PROBLEM REQUIREMENTS — Transcribe the entries that follow exactly as they appear, minus pictures.

Some records —
_ _ _ _ _ _ _
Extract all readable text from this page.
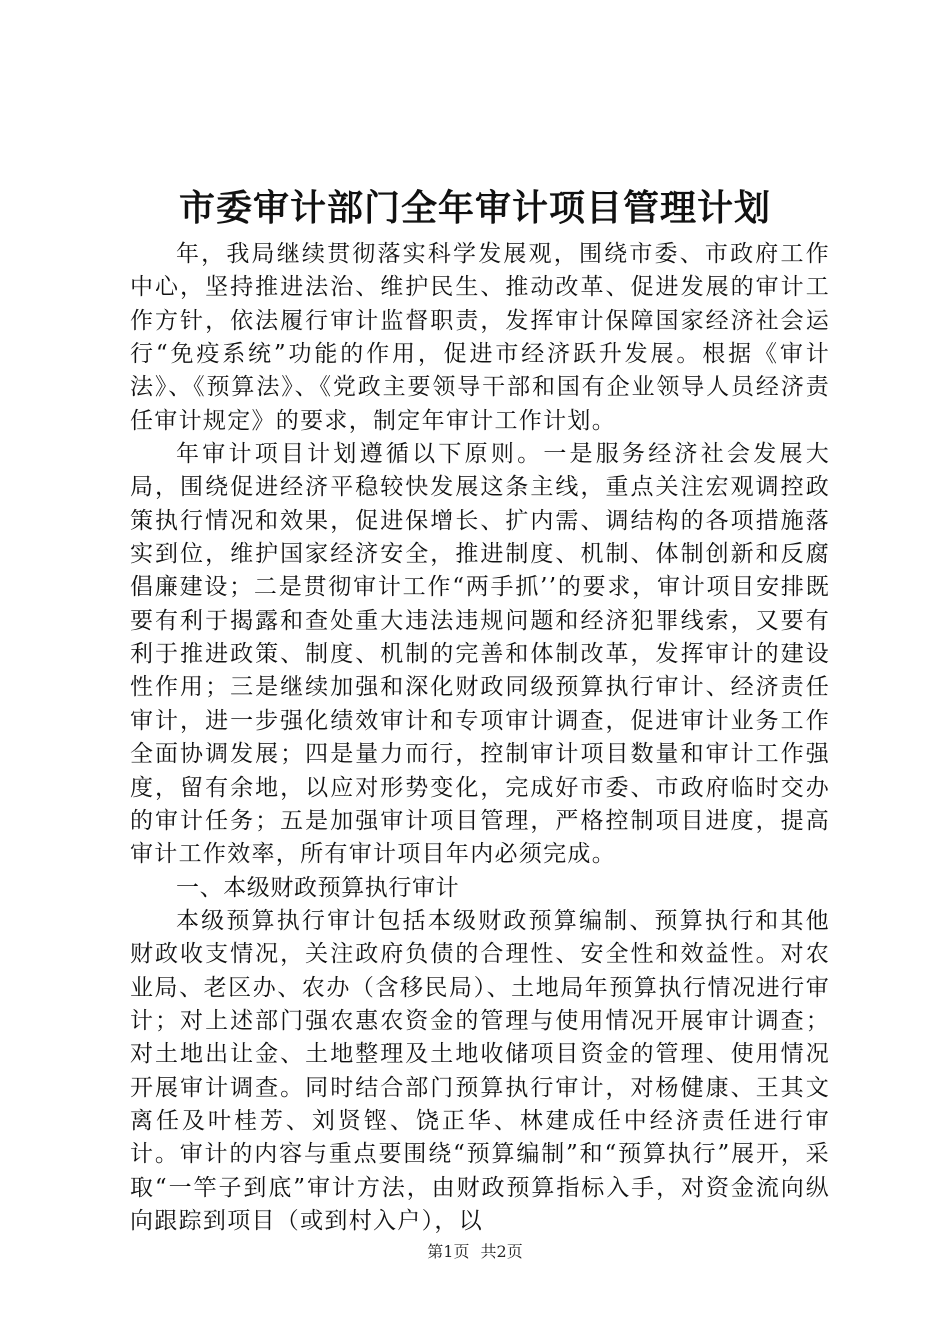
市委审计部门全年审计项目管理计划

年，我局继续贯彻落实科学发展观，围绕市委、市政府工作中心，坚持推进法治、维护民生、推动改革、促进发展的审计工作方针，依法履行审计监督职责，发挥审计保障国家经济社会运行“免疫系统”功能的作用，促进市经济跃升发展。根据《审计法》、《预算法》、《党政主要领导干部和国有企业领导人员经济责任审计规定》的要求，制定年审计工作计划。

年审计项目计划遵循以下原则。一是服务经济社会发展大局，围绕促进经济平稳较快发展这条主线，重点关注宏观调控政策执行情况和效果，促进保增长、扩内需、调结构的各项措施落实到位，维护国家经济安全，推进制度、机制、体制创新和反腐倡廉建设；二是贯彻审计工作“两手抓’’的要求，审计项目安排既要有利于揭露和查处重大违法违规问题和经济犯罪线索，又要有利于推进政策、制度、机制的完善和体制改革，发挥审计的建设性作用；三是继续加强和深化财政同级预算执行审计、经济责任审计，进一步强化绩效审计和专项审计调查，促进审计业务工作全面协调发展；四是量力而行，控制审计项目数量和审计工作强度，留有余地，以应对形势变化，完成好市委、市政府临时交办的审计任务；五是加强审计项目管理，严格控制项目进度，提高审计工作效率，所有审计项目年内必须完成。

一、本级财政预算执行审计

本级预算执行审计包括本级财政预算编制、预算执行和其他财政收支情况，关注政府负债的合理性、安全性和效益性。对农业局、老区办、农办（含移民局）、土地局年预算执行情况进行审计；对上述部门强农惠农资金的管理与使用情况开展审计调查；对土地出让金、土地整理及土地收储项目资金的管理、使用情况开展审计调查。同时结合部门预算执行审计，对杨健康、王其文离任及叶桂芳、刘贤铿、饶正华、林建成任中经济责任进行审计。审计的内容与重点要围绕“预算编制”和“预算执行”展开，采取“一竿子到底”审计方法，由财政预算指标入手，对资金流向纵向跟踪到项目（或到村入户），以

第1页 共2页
_ _ _ _ _ _ _
ANSWER BELOW —
Extract all readable text from this page.
市委审计部门全年审计项目管理计划

年，我局继续贯彻落实科学发展观，围绕市委、市政府工作中心，坚持推进法治、维护民生、推动改革、促进发展的审计工作方针，依法履行审计监督职责，发挥审计保障国家经济社会运行“免疫系统”功能的作用，促进市经济跃升发展。根据《审计法》、《预算法》、《党政主要领导干部和国有企业领导人员经济责任审计规定》的要求，制定年审计工作计划。

年审计项目计划遵循以下原则。一是服务经济社会发展大局，围绕促进经济平稳较快发展这条主线，重点关注宏观调控政策执行情况和效果，促进保增长、扩内需、调结构的各项措施落实到位，维护国家经济安全，推进制度、机制、体制创新和反腐倡廉建设；二是贯彻审计工作“两手抓’’的要求，审计项目安排既要有利于揭露和查处重大违法违规问题和经济犯罪线索，又要有利于推进政策、制度、机制的完善和体制改革，发挥审计的建设性作用；三是继续加强和深化财政同级预算执行审计、经济责任审计，进一步强化绩效审计和专项审计调查，促进审计业务工作全面协调发展；四是量力而行，控制审计项目数量和审计工作强度，留有余地，以应对形势变化，完成好市委、市政府临时交办的审计任务；五是加强审计项目管理，严格控制项目进度，提高审计工作效率，所有审计项目年内必须完成。

一、本级财政预算执行审计

本级预算执行审计包括本级财政预算编制、预算执行和其他财政收支情况，关注政府负债的合理性、安全性和效益性。对农业局、老区办、农办（含移民局）、土地局年预算执行情况进行审计；对上述部门强农惠农资金的管理与使用情况开展审计调查；对土地出让金、土地整理及土地收储项目资金的管理、使用情况开展审计调查。同时结合部门预算执行审计，对杨健康、王其文离任及叶桂芳、刘贤铿、饶正华、林建成任中经济责任进行审计。审计的内容与重点要围绕“预算编制”和“预算执行”展开，采取“一竿子到底”审计方法，由财政预算指标入手，对资金流向纵向跟踪到项目（或到村入户），以

第1页 共2页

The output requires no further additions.